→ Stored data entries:

start

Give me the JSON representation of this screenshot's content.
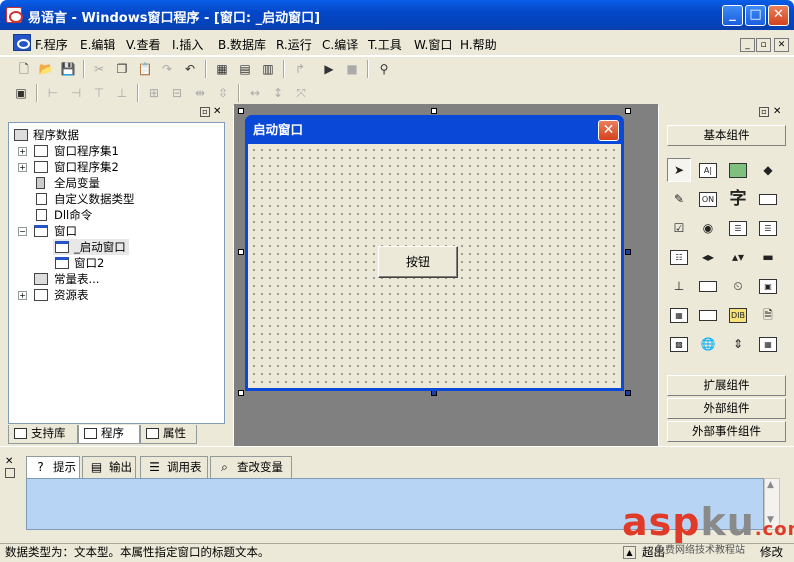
{
  "window": {
    "title": "易语言 - Windows窗口程序 - [窗口: _启动窗口]",
    "min": "_",
    "max": "□",
    "close": "✕"
  },
  "menu": [
    {
      "key": "F.",
      "label": "程序"
    },
    {
      "key": "E.",
      "label": "编辑"
    },
    {
      "key": "V.",
      "label": "查看"
    },
    {
      "key": "I.",
      "label": "插入"
    },
    {
      "key": "B.",
      "label": "数据库"
    },
    {
      "key": "R.",
      "label": "运行"
    },
    {
      "key": "C.",
      "label": "编译"
    },
    {
      "key": "T.",
      "label": "工具"
    },
    {
      "key": "W.",
      "label": "窗口"
    },
    {
      "key": "H.",
      "label": "帮助"
    }
  ],
  "tree": {
    "root": "程序数据",
    "nodes": [
      "窗口程序集1",
      "窗口程序集2",
      "全局变量",
      "自定义数据类型",
      "Dll命令",
      "窗口",
      "_启动窗口",
      "窗口2",
      "常量表...",
      "资源表"
    ]
  },
  "left_tabs": [
    "支持库",
    "程序",
    "属性"
  ],
  "design": {
    "form_title": "启动窗口",
    "button_label": "按钮",
    "close": "✕"
  },
  "components": {
    "basic": "基本组件",
    "extended": "扩展组件",
    "external": "外部组件",
    "external_events": "外部事件组件",
    "char_icon": "字",
    "button_icon_label": "ON"
  },
  "bottom_tabs": [
    "提示",
    "输出",
    "调用表",
    "查改变量"
  ],
  "status": {
    "text": "数据类型为：文本型。本属性指定窗口的标题文本。",
    "right": "超出",
    "right2": "修改"
  },
  "watermark": {
    "brand_a": "asp",
    "brand_b": "ku",
    "brand_c": ".com",
    "sub": "免费网络技术教程站"
  },
  "colors": {
    "titlebar": "#0447c9",
    "output_bg": "#b8d4f5",
    "form_bg": "#ece9d8"
  }
}
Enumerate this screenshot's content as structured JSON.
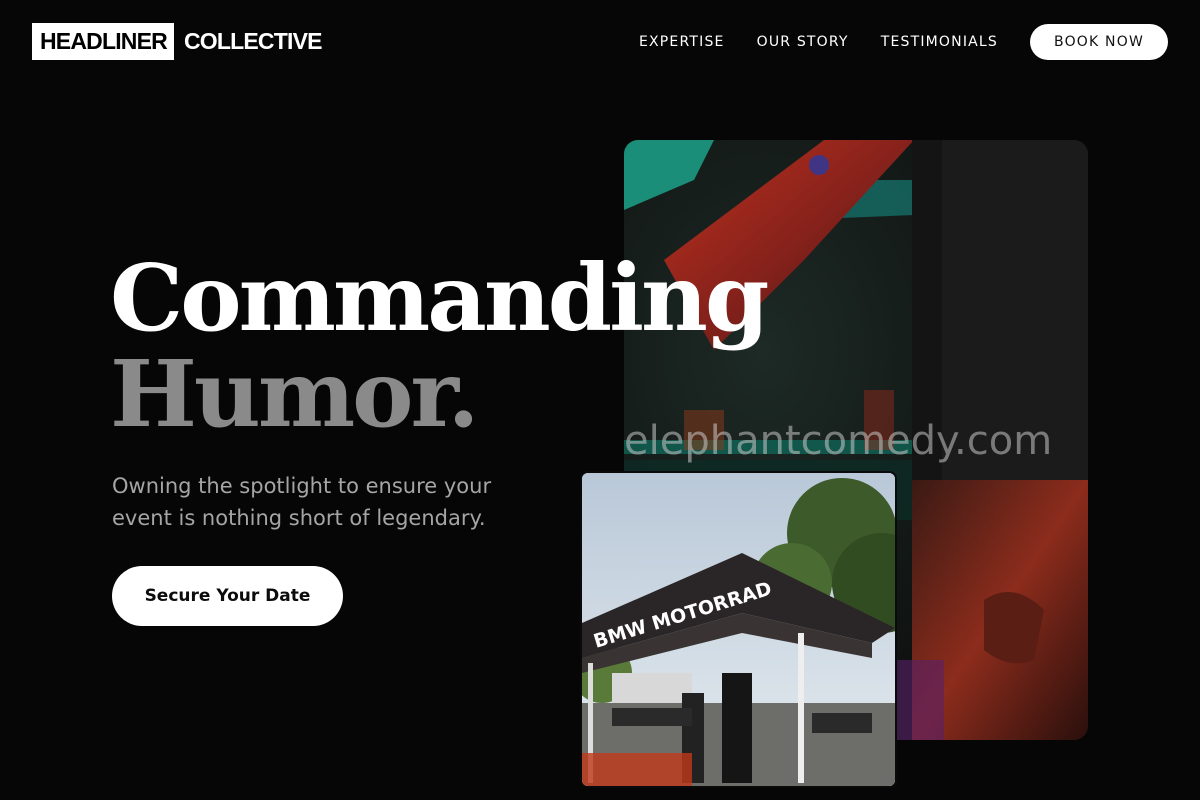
{
  "brand": {
    "logo_boxed": "HEADLINER",
    "logo_rest": "COLLECTIVE"
  },
  "nav": {
    "links": [
      {
        "label": "EXPERTISE"
      },
      {
        "label": "OUR STORY"
      },
      {
        "label": "TESTIMONIALS"
      }
    ],
    "cta_label": "BOOK NOW"
  },
  "hero": {
    "headline_line1": "Commanding",
    "headline_line2": "Humor.",
    "subtext": "Owning the spotlight to ensure your event is nothing short of legendary.",
    "cta_label": "Secure Your Date"
  },
  "images": {
    "large_alt": "performer on stage under colored lights",
    "small_alt": "BMW Motorrad tent at an outdoor event",
    "tent_text": "BMW MOTORRAD",
    "watermark": "elephantcomedy.com"
  },
  "colors": {
    "background": "#060606",
    "headline_primary": "#ffffff",
    "headline_secondary": "#8a8a8a",
    "subtext": "#a5a5a5",
    "button_bg": "#ffffff"
  }
}
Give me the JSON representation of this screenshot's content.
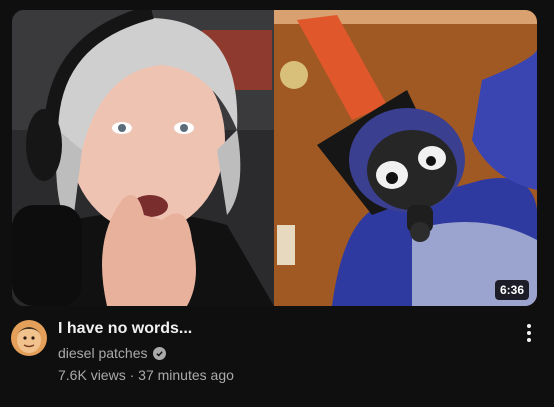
{
  "video": {
    "title": "I have no words...",
    "duration": "6:36",
    "channel": "diesel patches",
    "views": "7.6K views",
    "separator": "·",
    "age": "37 minutes ago"
  },
  "icons": {
    "verified": "verified-check-icon",
    "menu": "more-vert-icon",
    "avatar": "channel-avatar"
  },
  "colors": {
    "background": "#0f0f0f",
    "title": "#f1f1f1",
    "secondary_text": "#aaaaaa",
    "duration_badge": "#000000"
  }
}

end

→ THE PROBLEM: Keep every word of the data as it is when you write it out, but drop the pictures.

→ RESULT OF THE TASK:
Give me the JSON representation of this screenshot's content.
{
  "window": {
    "title": "易语言 - Windows窗口程序 - [窗口: _启动窗口]",
    "min": "_",
    "max": "□",
    "close": "✕"
  },
  "menu": [
    {
      "key": "F.",
      "label": "程序"
    },
    {
      "key": "E.",
      "label": "编辑"
    },
    {
      "key": "V.",
      "label": "查看"
    },
    {
      "key": "I.",
      "label": "插入"
    },
    {
      "key": "B.",
      "label": "数据库"
    },
    {
      "key": "R.",
      "label": "运行"
    },
    {
      "key": "C.",
      "label": "编译"
    },
    {
      "key": "T.",
      "label": "工具"
    },
    {
      "key": "W.",
      "label": "窗口"
    },
    {
      "key": "H.",
      "label": "帮助"
    }
  ],
  "tree": {
    "root": "程序数据",
    "nodes": [
      "窗口程序集1",
      "窗口程序集2",
      "全局变量",
      "自定义数据类型",
      "Dll命令",
      "窗口",
      "_启动窗口",
      "窗口2",
      "常量表...",
      "资源表"
    ]
  },
  "left_tabs": [
    "支持库",
    "程序",
    "属性"
  ],
  "design": {
    "form_title": "启动窗口",
    "button_label": "按钮",
    "close": "✕"
  },
  "components": {
    "basic": "基本组件",
    "extended": "扩展组件",
    "external": "外部组件",
    "external_events": "外部事件组件",
    "char_icon": "字",
    "button_icon_label": "ON"
  },
  "bottom_tabs": [
    "提示",
    "输出",
    "调用表",
    "查改变量"
  ],
  "status": {
    "text": "数据类型为：文本型。本属性指定窗口的标题文本。",
    "right": "超出",
    "right2": "修改"
  },
  "watermark": {
    "brand_a": "asp",
    "brand_b": "ku",
    "brand_c": ".com",
    "sub": "免费网络技术教程站"
  },
  "colors": {
    "titlebar": "#0447c9",
    "output_bg": "#b8d4f5",
    "form_bg": "#ece9d8"
  }
}
Enumerate this screenshot's content as structured JSON.
{
  "brand": {
    "logo_boxed": "HEADLINER",
    "logo_rest": "COLLECTIVE"
  },
  "nav": {
    "links": [
      {
        "label": "EXPERTISE"
      },
      {
        "label": "OUR STORY"
      },
      {
        "label": "TESTIMONIALS"
      }
    ],
    "cta_label": "BOOK NOW"
  },
  "hero": {
    "headline_line1": "Commanding",
    "headline_line2": "Humor.",
    "subtext": "Owning the spotlight to ensure your event is nothing short of legendary.",
    "cta_label": "Secure Your Date"
  },
  "images": {
    "large_alt": "performer on stage under colored lights",
    "small_alt": "BMW Motorrad tent at an outdoor event",
    "tent_text": "BMW MOTORRAD",
    "watermark": "elephantcomedy.com"
  },
  "colors": {
    "background": "#060606",
    "headline_primary": "#ffffff",
    "headline_secondary": "#8a8a8a",
    "subtext": "#a5a5a5",
    "button_bg": "#ffffff"
  }
}
Give me the JSON representation of this screenshot's content.
{
  "video": {
    "title": "I have no words...",
    "duration": "6:36",
    "channel": "diesel patches",
    "views": "7.6K views",
    "separator": "·",
    "age": "37 minutes ago"
  },
  "icons": {
    "verified": "verified-check-icon",
    "menu": "more-vert-icon",
    "avatar": "channel-avatar"
  },
  "colors": {
    "background": "#0f0f0f",
    "title": "#f1f1f1",
    "secondary_text": "#aaaaaa",
    "duration_badge": "#000000"
  }
}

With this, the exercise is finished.